Extracted data entries =

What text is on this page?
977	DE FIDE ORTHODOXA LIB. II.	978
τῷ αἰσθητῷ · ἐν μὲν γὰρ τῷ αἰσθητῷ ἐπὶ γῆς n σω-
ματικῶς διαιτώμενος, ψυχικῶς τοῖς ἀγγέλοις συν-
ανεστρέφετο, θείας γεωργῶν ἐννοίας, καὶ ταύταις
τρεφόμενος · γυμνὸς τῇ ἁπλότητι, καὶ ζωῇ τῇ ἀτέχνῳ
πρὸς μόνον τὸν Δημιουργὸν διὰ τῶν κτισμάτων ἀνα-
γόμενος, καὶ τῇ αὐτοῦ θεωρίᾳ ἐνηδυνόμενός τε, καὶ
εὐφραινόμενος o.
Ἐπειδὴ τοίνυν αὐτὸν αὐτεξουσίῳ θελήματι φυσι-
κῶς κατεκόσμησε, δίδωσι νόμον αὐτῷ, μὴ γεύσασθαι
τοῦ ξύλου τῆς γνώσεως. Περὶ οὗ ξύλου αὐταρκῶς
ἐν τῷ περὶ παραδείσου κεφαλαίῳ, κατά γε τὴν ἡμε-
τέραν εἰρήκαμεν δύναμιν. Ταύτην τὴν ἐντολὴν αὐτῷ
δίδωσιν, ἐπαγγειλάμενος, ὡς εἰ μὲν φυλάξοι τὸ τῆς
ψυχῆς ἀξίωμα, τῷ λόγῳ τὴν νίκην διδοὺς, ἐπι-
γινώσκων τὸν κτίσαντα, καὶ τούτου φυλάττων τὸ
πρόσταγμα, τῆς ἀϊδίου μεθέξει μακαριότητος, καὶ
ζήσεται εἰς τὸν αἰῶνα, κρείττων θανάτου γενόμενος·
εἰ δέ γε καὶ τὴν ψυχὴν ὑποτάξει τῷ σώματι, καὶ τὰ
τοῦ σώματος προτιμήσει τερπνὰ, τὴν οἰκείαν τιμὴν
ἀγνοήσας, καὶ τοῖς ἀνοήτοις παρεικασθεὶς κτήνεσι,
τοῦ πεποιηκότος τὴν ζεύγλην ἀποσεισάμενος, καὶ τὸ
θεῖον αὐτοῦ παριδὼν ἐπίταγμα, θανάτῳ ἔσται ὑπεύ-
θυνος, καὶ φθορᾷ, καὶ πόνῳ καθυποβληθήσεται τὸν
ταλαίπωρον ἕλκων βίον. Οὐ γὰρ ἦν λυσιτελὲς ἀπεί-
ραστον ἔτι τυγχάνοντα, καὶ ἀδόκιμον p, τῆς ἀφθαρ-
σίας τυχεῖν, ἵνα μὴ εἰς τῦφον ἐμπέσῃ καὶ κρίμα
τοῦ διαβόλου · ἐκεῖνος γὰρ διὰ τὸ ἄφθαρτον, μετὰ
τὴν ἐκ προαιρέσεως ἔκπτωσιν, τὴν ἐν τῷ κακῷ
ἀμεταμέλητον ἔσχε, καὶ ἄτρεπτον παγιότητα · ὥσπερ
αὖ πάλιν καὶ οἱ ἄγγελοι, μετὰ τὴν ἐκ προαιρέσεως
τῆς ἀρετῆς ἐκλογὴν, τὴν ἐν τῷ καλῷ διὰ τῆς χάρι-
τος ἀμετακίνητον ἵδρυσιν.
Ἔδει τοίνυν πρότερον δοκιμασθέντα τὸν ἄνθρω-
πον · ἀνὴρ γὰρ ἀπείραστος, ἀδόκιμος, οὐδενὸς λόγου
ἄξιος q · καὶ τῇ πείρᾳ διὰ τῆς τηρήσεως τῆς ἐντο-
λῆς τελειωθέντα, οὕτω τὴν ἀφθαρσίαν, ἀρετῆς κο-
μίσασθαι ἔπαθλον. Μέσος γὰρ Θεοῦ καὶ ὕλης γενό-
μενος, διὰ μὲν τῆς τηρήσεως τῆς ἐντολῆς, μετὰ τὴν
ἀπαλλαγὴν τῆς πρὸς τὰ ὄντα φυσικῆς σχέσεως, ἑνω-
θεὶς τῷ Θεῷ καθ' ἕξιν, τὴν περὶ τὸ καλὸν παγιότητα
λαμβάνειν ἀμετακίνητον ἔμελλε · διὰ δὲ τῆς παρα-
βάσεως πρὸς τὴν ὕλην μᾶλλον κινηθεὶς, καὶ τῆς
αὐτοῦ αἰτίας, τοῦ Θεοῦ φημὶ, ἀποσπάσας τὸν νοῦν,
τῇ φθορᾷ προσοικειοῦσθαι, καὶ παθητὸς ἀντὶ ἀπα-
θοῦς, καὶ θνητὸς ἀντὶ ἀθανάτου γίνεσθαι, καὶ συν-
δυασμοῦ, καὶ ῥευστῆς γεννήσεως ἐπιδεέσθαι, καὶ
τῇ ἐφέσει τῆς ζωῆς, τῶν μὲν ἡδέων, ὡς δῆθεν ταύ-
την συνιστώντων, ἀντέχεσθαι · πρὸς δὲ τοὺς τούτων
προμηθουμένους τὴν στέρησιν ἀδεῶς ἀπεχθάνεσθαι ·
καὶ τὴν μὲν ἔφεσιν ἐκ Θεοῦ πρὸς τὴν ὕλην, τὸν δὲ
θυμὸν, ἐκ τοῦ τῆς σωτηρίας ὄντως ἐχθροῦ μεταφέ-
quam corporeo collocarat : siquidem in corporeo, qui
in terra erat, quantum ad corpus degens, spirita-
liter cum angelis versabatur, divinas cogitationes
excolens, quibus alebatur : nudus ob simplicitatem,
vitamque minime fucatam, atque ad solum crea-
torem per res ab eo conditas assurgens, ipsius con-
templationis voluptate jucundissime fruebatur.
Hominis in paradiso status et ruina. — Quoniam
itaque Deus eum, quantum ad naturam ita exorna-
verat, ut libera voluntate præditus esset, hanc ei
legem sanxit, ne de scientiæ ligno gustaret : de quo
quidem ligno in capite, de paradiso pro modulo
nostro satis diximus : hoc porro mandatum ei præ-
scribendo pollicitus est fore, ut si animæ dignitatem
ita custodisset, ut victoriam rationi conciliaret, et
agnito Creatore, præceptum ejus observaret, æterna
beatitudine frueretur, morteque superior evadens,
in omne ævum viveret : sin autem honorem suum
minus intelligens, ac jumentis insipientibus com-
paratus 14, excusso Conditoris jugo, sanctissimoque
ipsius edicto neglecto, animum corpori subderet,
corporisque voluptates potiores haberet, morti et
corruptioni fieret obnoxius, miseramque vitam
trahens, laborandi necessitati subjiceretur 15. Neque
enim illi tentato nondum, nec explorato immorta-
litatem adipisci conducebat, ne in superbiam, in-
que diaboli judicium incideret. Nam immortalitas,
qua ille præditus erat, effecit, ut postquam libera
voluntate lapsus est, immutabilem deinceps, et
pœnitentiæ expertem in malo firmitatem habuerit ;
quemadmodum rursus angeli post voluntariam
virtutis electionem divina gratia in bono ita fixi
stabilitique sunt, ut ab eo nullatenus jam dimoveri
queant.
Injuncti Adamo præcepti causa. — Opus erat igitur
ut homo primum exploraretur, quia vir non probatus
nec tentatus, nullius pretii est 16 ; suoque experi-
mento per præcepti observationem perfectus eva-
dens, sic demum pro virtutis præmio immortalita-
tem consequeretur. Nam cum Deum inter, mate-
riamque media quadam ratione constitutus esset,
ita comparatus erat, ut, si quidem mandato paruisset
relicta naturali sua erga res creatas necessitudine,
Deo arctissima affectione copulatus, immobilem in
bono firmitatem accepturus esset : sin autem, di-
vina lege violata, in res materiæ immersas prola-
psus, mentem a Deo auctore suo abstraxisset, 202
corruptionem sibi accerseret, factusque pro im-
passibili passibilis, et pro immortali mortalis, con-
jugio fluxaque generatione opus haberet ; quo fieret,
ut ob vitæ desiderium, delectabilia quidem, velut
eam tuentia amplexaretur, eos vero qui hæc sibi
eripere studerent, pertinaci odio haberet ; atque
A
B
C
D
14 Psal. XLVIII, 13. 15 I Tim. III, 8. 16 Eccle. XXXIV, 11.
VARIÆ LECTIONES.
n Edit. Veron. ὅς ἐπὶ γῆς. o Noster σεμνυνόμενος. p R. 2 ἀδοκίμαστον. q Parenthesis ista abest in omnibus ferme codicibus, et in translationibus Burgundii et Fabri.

==

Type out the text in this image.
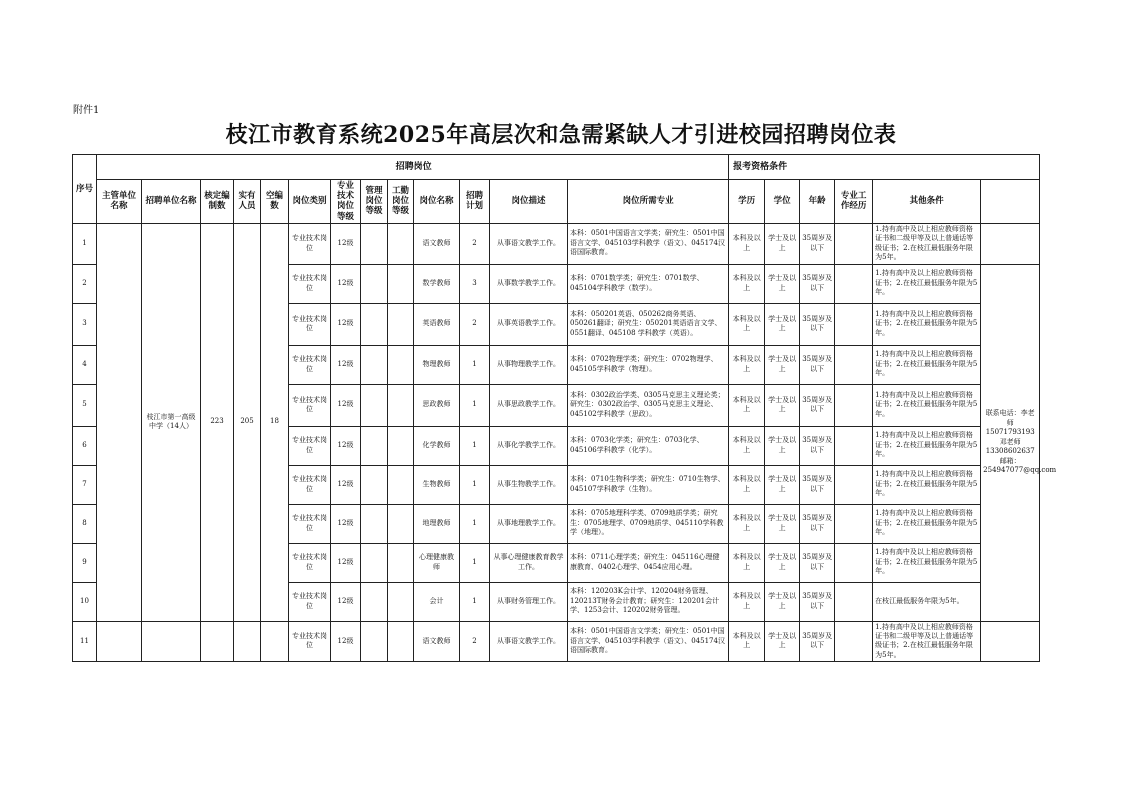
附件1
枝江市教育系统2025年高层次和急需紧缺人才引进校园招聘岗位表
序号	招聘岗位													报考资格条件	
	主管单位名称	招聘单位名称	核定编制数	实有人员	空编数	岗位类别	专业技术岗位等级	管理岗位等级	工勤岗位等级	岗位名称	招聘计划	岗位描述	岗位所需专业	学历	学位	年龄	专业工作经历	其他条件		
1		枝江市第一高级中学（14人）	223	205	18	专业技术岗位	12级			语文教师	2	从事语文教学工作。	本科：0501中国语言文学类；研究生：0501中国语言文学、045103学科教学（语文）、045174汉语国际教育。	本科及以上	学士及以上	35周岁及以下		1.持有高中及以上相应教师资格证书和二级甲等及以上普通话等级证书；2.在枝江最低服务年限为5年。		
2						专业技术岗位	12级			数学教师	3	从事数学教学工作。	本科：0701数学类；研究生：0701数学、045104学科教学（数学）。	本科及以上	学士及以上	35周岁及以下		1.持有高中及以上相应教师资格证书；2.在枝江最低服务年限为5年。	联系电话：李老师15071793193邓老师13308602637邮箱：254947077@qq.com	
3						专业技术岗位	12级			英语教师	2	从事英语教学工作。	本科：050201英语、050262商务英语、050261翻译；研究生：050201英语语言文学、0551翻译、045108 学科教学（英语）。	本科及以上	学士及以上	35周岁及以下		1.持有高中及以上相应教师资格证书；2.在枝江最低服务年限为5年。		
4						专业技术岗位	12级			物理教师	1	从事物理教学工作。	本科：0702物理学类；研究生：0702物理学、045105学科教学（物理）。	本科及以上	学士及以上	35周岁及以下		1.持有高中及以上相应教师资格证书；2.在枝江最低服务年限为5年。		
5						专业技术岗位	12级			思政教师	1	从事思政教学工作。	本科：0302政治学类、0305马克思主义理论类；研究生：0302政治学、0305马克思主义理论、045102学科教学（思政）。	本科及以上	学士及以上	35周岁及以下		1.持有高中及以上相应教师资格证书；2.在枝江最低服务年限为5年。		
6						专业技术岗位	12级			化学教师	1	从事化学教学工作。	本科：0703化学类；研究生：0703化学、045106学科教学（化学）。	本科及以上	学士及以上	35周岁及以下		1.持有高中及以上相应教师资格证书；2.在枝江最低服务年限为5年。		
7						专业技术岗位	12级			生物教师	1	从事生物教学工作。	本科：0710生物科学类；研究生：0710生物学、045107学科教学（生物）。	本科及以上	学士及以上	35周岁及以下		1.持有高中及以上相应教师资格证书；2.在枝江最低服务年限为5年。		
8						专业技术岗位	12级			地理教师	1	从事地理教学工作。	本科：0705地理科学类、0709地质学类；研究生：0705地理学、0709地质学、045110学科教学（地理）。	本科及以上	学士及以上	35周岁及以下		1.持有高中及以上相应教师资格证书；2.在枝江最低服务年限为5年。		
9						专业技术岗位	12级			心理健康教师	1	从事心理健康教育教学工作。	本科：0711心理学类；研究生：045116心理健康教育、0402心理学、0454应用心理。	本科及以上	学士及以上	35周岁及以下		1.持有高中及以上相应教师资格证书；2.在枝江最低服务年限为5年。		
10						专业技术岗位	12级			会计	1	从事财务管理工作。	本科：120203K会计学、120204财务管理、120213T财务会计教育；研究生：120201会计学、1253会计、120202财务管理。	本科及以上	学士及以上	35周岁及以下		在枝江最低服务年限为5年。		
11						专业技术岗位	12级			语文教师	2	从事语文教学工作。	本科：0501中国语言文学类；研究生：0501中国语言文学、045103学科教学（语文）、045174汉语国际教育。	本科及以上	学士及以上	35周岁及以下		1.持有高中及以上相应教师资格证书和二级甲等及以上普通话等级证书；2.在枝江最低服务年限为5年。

Work to complete = From the data above, copy each line that has the string "μετὰ".

Result below =
τοῦ διαβόλου · ἐκεῖνος γὰρ διὰ τὸ ἄφθαρτον, μετὰ
αὖ πάλιν καὶ οἱ ἄγγελοι, μετὰ τὴν ἐκ προαιρέσεως
μενος, διὰ μὲν τῆς τηρήσεως τῆς ἐντολῆς, μετὰ τὴν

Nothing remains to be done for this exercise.